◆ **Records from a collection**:
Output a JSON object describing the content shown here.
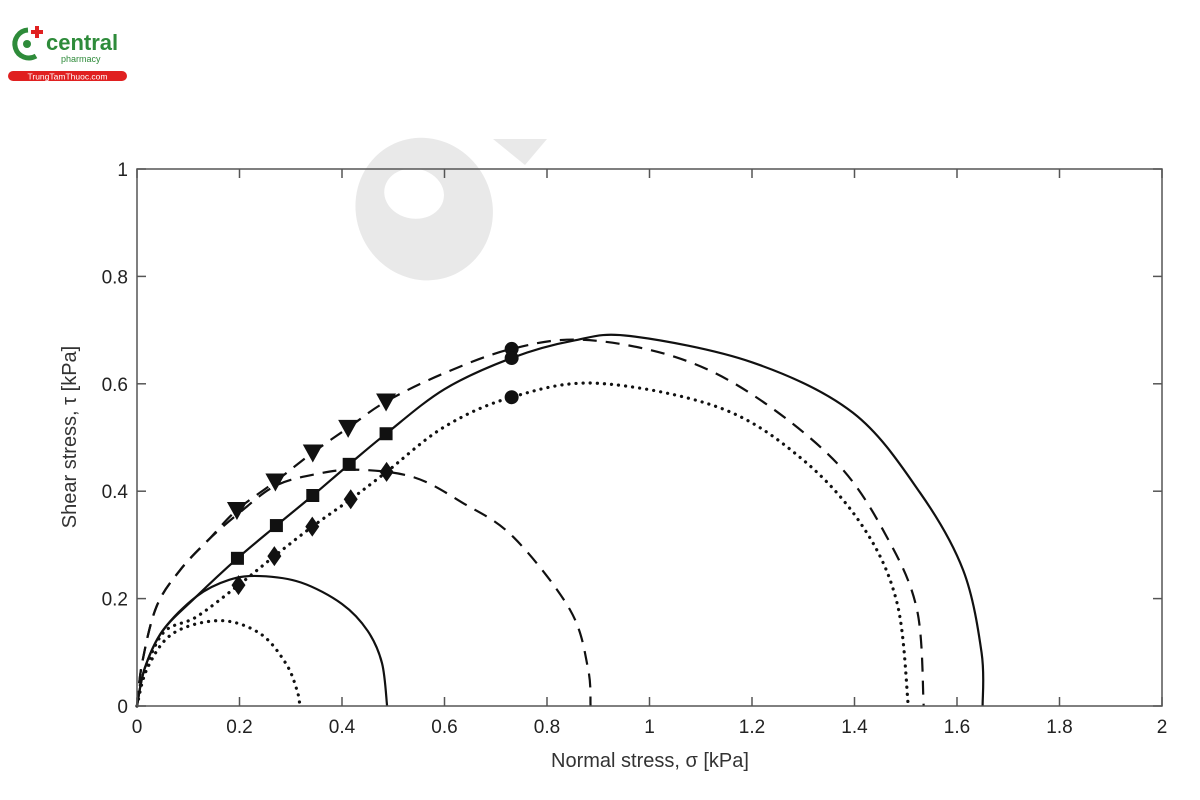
{
  "logo": {
    "brand": "central",
    "sub": "pharmacy",
    "site": "TrungTamThuoc.com",
    "green": "#2e8b3a",
    "red": "#e02020"
  },
  "chart_data": {
    "type": "line",
    "title": "",
    "xlabel": "Normal stress, σ [kPa]",
    "ylabel": "Shear stress, τ [kPa]",
    "xlim": [
      0,
      2
    ],
    "ylim": [
      0,
      1
    ],
    "xticks": [
      "0",
      "0.2",
      "0.4",
      "0.6",
      "0.8",
      "1",
      "1.2",
      "1.4",
      "1.6",
      "1.8",
      "2"
    ],
    "yticks": [
      "0",
      "0.2",
      "0.4",
      "0.6",
      "0.8",
      "1"
    ],
    "grid": false,
    "curves": [
      {
        "style": "solid",
        "points": [
          [
            0,
            0
          ],
          [
            0.015,
            0.07
          ],
          [
            0.05,
            0.14
          ],
          [
            0.116,
            0.204
          ],
          [
            0.196,
            0.275
          ],
          [
            0.272,
            0.336
          ],
          [
            0.343,
            0.392
          ],
          [
            0.414,
            0.45
          ],
          [
            0.486,
            0.507
          ],
          [
            0.6,
            0.59
          ],
          [
            0.731,
            0.648
          ],
          [
            0.85,
            0.68
          ],
          [
            0.962,
            0.689
          ],
          [
            1.2,
            0.64
          ],
          [
            1.397,
            0.546
          ],
          [
            1.528,
            0.397
          ],
          [
            1.612,
            0.253
          ],
          [
            1.648,
            0.099
          ],
          [
            1.65,
            0
          ]
        ]
      },
      {
        "style": "solid",
        "points": [
          [
            0,
            0
          ],
          [
            0.015,
            0.07
          ],
          [
            0.05,
            0.14
          ],
          [
            0.116,
            0.204
          ],
          [
            0.18,
            0.235
          ],
          [
            0.24,
            0.242
          ],
          [
            0.32,
            0.23
          ],
          [
            0.4,
            0.19
          ],
          [
            0.45,
            0.14
          ],
          [
            0.478,
            0.08
          ],
          [
            0.488,
            0
          ]
        ]
      },
      {
        "style": "dashed",
        "points": [
          [
            0,
            0
          ],
          [
            0.01,
            0.08
          ],
          [
            0.038,
            0.185
          ],
          [
            0.084,
            0.253
          ],
          [
            0.14,
            0.31
          ],
          [
            0.195,
            0.365
          ],
          [
            0.27,
            0.418
          ],
          [
            0.343,
            0.472
          ],
          [
            0.412,
            0.518
          ],
          [
            0.486,
            0.567
          ],
          [
            0.6,
            0.62
          ],
          [
            0.731,
            0.665
          ],
          [
            0.87,
            0.682
          ],
          [
            1.05,
            0.65
          ],
          [
            1.202,
            0.579
          ],
          [
            1.366,
            0.452
          ],
          [
            1.463,
            0.315
          ],
          [
            1.522,
            0.179
          ],
          [
            1.535,
            0
          ]
        ]
      },
      {
        "style": "dashed",
        "points": [
          [
            0,
            0
          ],
          [
            0.01,
            0.08
          ],
          [
            0.038,
            0.185
          ],
          [
            0.084,
            0.253
          ],
          [
            0.14,
            0.31
          ],
          [
            0.2,
            0.36
          ],
          [
            0.27,
            0.41
          ],
          [
            0.35,
            0.432
          ],
          [
            0.43,
            0.44
          ],
          [
            0.54,
            0.426
          ],
          [
            0.636,
            0.378
          ],
          [
            0.734,
            0.315
          ],
          [
            0.845,
            0.179
          ],
          [
            0.88,
            0.07
          ],
          [
            0.885,
            0
          ]
        ]
      },
      {
        "style": "dotted",
        "points": [
          [
            0,
            0
          ],
          [
            0.01,
            0.05
          ],
          [
            0.051,
            0.136
          ],
          [
            0.116,
            0.166
          ],
          [
            0.198,
            0.225
          ],
          [
            0.268,
            0.279
          ],
          [
            0.342,
            0.334
          ],
          [
            0.417,
            0.385
          ],
          [
            0.487,
            0.436
          ],
          [
            0.6,
            0.52
          ],
          [
            0.731,
            0.575
          ],
          [
            0.898,
            0.601
          ],
          [
            1.138,
            0.555
          ],
          [
            1.3,
            0.458
          ],
          [
            1.417,
            0.333
          ],
          [
            1.483,
            0.192
          ],
          [
            1.505,
            0
          ]
        ]
      },
      {
        "style": "dotted",
        "points": [
          [
            0,
            0
          ],
          [
            0.02,
            0.07
          ],
          [
            0.07,
            0.135
          ],
          [
            0.162,
            0.159
          ],
          [
            0.24,
            0.135
          ],
          [
            0.29,
            0.08
          ],
          [
            0.312,
            0.03
          ],
          [
            0.318,
            0
          ]
        ]
      }
    ],
    "markers": [
      {
        "shape": "triangle-down",
        "points": [
          [
            0.195,
            0.365
          ],
          [
            0.27,
            0.418
          ],
          [
            0.343,
            0.472
          ],
          [
            0.412,
            0.518
          ],
          [
            0.486,
            0.567
          ]
        ]
      },
      {
        "shape": "square",
        "points": [
          [
            0.196,
            0.275
          ],
          [
            0.272,
            0.336
          ],
          [
            0.343,
            0.392
          ],
          [
            0.414,
            0.45
          ],
          [
            0.486,
            0.507
          ]
        ]
      },
      {
        "shape": "diamond",
        "points": [
          [
            0.198,
            0.225
          ],
          [
            0.268,
            0.279
          ],
          [
            0.342,
            0.334
          ],
          [
            0.417,
            0.385
          ],
          [
            0.487,
            0.436
          ]
        ]
      },
      {
        "shape": "circle",
        "points": [
          [
            0.731,
            0.665
          ],
          [
            0.731,
            0.648
          ],
          [
            0.731,
            0.575
          ]
        ]
      }
    ],
    "line_color": "#111111"
  }
}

◆ **WORK TO BE COMPLETED**:
From the records above, copy every line that holds the word "shape".

◆ **EXPECTED ANSWER**:
        "shape": "triangle-down",
        "shape": "square",
        "shape": "diamond",
        "shape": "circle",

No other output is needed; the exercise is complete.